What to work on: Print the data below line for line without any changes, but leave out the pictures.

** start Records for this exercise **

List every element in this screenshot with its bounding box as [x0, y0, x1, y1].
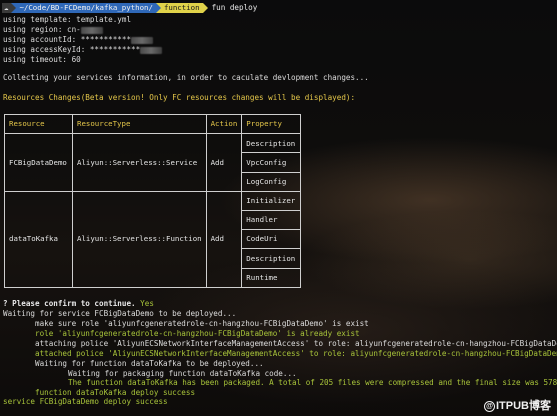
prompt-command: fun deploy: [211, 3, 258, 13]
config-accountid-text: using accountId: ***********: [3, 35, 132, 44]
header-action: Action: [205, 113, 243, 135]
deploy-log-line: service FCBigDataDemo deploy success: [3, 397, 168, 406]
cell-resourcetype: Aliyun::Serverless::Service: [72, 133, 207, 192]
config-accountid-line: using accountId: ***********: [3, 35, 154, 45]
cell-property: Handler: [241, 209, 302, 231]
cell-property: VpcConfig: [241, 152, 302, 173]
confirm-answer: Yes: [140, 299, 154, 308]
watermark-text: ITPUB博客: [496, 399, 551, 412]
header-property: Property: [241, 113, 302, 135]
resources-table: Resource ResourceType Action Property FC…: [4, 113, 302, 288]
prompt-separator-arrow: [202, 3, 208, 13]
cell-resource: dataToKafka: [4, 190, 73, 288]
itpub-watermark: @ ITPUB博客: [484, 401, 551, 412]
cell-resource: FCBigDataDemo: [4, 133, 73, 192]
changes-header: Resources Changes(Beta version! Only FC …: [3, 93, 356, 102]
at-icon: @: [484, 401, 495, 412]
deploy-log-line: make sure role 'aliyunfcgeneratedrole-cn…: [35, 319, 369, 328]
config-region-line: using region: cn-: [3, 25, 103, 35]
deploy-log-line: Waiting for service FCBigDataDemo to be …: [3, 309, 237, 318]
table-row: dataToKafka Aliyun::Serverless::Function…: [4, 190, 302, 288]
collecting-message: Collecting your services information, in…: [3, 73, 369, 82]
table-header-row: Resource ResourceType Action Property: [4, 113, 302, 135]
prompt-branch: function: [160, 3, 203, 13]
redacted-accountid: [131, 36, 154, 44]
cell-property: Initializer: [241, 190, 302, 211]
header-resourcetype: ResourceType: [72, 113, 207, 135]
prompt-path: ~/Code/BD-FCDemo/kafka_python/: [16, 3, 156, 13]
terminal-window[interactable]: ☁ ~/Code/BD-FCDemo/kafka_python/ functio…: [0, 0, 557, 416]
cell-property: Description: [241, 133, 302, 154]
prompt-user-segment: ☁: [2, 3, 12, 13]
confirm-question: ? Please confirm to continue.: [3, 299, 136, 308]
shell-prompt: ☁ ~/Code/BD-FCDemo/kafka_python/ functio…: [2, 3, 257, 13]
cell-property: CodeUri: [241, 229, 302, 250]
config-timeout-line: using timeout: 60: [3, 55, 81, 64]
header-resource: Resource: [4, 113, 73, 135]
cell-resourcetype: Aliyun::Serverless::Function: [72, 190, 207, 288]
redacted-accesskey: [140, 46, 163, 54]
config-accesskey-text: using accessKeyId: ***********: [3, 45, 141, 54]
table-row: FCBigDataDemo Aliyun::Serverless::Servic…: [4, 133, 302, 192]
cell-action: Add: [205, 190, 243, 288]
cell-property: Runtime: [241, 267, 302, 288]
confirm-line: ? Please confirm to continue. Yes: [3, 299, 154, 309]
redacted-region: [80, 26, 103, 34]
cell-action: Add: [205, 133, 243, 192]
config-template-line: using template: template.yml: [3, 15, 132, 24]
cell-property: Description: [241, 248, 302, 269]
deploy-log-line: The function dataToKafka has been packag…: [68, 378, 557, 387]
cell-property: LogConfig: [241, 171, 302, 192]
deploy-log-line: attaching police 'AliyunECSNetworkInterf…: [35, 339, 557, 348]
deploy-log-line: role 'aliyunfcgeneratedrole-cn-hangzhou-…: [35, 329, 360, 338]
deploy-log-line: Waiting for function dataToKafka to be d…: [35, 359, 264, 368]
deploy-log-line: attached police 'AliyunECSNetworkInterfa…: [35, 349, 557, 358]
config-accesskey-line: using accessKeyId: ***********: [3, 45, 163, 55]
config-region-text: using region: cn-: [3, 25, 81, 34]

** end Records for this exercise **

Solution for this exercise:
List every element in this screenshot with its bounding box as [x0, y0, x1, y1].
prompt-command: fun deploy: [211, 3, 258, 13]
config-accountid-text: using accountId: ***********: [3, 35, 132, 44]
header-action: Action: [205, 113, 243, 135]
deploy-log-line: service FCBigDataDemo deploy success: [3, 397, 168, 406]
cell-resourcetype: Aliyun::Serverless::Service: [72, 133, 207, 192]
config-accountid-line: using accountId: ***********: [3, 35, 154, 45]
cell-property: Handler: [241, 209, 302, 231]
cell-property: VpcConfig: [241, 152, 302, 173]
confirm-answer: Yes: [140, 299, 154, 308]
watermark-text: ITPUB博客: [496, 399, 551, 412]
header-property: Property: [241, 113, 302, 135]
resources-table: Resource ResourceType Action Property FC…: [4, 113, 302, 288]
prompt-separator-arrow: [202, 3, 208, 13]
cell-resource: dataToKafka: [4, 190, 73, 288]
itpub-watermark: @ ITPUB博客: [484, 401, 551, 412]
cell-resource: FCBigDataDemo: [4, 133, 73, 192]
changes-header: Resources Changes(Beta version! Only FC …: [3, 93, 356, 102]
at-icon: @: [484, 401, 495, 412]
deploy-log-line: make sure role 'aliyunfcgeneratedrole-cn…: [35, 319, 369, 328]
config-region-line: using region: cn-: [3, 25, 103, 35]
deploy-log-line: Waiting for service FCBigDataDemo to be …: [3, 309, 237, 318]
table-row: dataToKafka Aliyun::Serverless::Function…: [4, 190, 302, 288]
collecting-message: Collecting your services information, in…: [3, 73, 369, 82]
table-header-row: Resource ResourceType Action Property: [4, 113, 302, 135]
prompt-branch: function: [160, 3, 203, 13]
redacted-accountid: [131, 36, 154, 44]
cell-property: Initializer: [241, 190, 302, 211]
header-resourcetype: ResourceType: [72, 113, 207, 135]
prompt-path: ~/Code/BD-FCDemo/kafka_python/: [16, 3, 156, 13]
terminal-window[interactable]: ☁ ~/Code/BD-FCDemo/kafka_python/ functio…: [0, 0, 557, 416]
cell-property: Description: [241, 133, 302, 154]
prompt-user-segment: ☁: [2, 3, 12, 13]
confirm-question: ? Please confirm to continue.: [3, 299, 136, 308]
shell-prompt: ☁ ~/Code/BD-FCDemo/kafka_python/ functio…: [2, 3, 257, 13]
cell-property: CodeUri: [241, 229, 302, 250]
config-timeout-line: using timeout: 60: [3, 55, 81, 64]
header-resource: Resource: [4, 113, 73, 135]
cell-resourcetype: Aliyun::Serverless::Function: [72, 190, 207, 288]
redacted-accesskey: [140, 46, 163, 54]
config-accesskey-text: using accessKeyId: ***********: [3, 45, 141, 54]
table-row: FCBigDataDemo Aliyun::Serverless::Servic…: [4, 133, 302, 192]
cell-action: Add: [205, 190, 243, 288]
cell-property: Runtime: [241, 267, 302, 288]
confirm-line: ? Please confirm to continue. Yes: [3, 299, 154, 309]
redacted-region: [80, 26, 103, 34]
cell-action: Add: [205, 133, 243, 192]
config-template-line: using template: template.yml: [3, 15, 132, 24]
cell-property: Description: [241, 248, 302, 269]
deploy-log-line: The function dataToKafka has been packag…: [68, 378, 557, 387]
cell-property: LogConfig: [241, 171, 302, 192]
deploy-log-line: attaching police 'AliyunECSNetworkInterf…: [35, 339, 557, 348]
deploy-log-line: role 'aliyunfcgeneratedrole-cn-hangzhou-…: [35, 329, 360, 338]
deploy-log-line: Waiting for function dataToKafka to be d…: [35, 359, 264, 368]
deploy-log-line: attached police 'AliyunECSNetworkInterfa…: [35, 349, 557, 358]
config-accesskey-line: using accessKeyId: ***********: [3, 45, 163, 55]
config-region-text: using region: cn-: [3, 25, 81, 34]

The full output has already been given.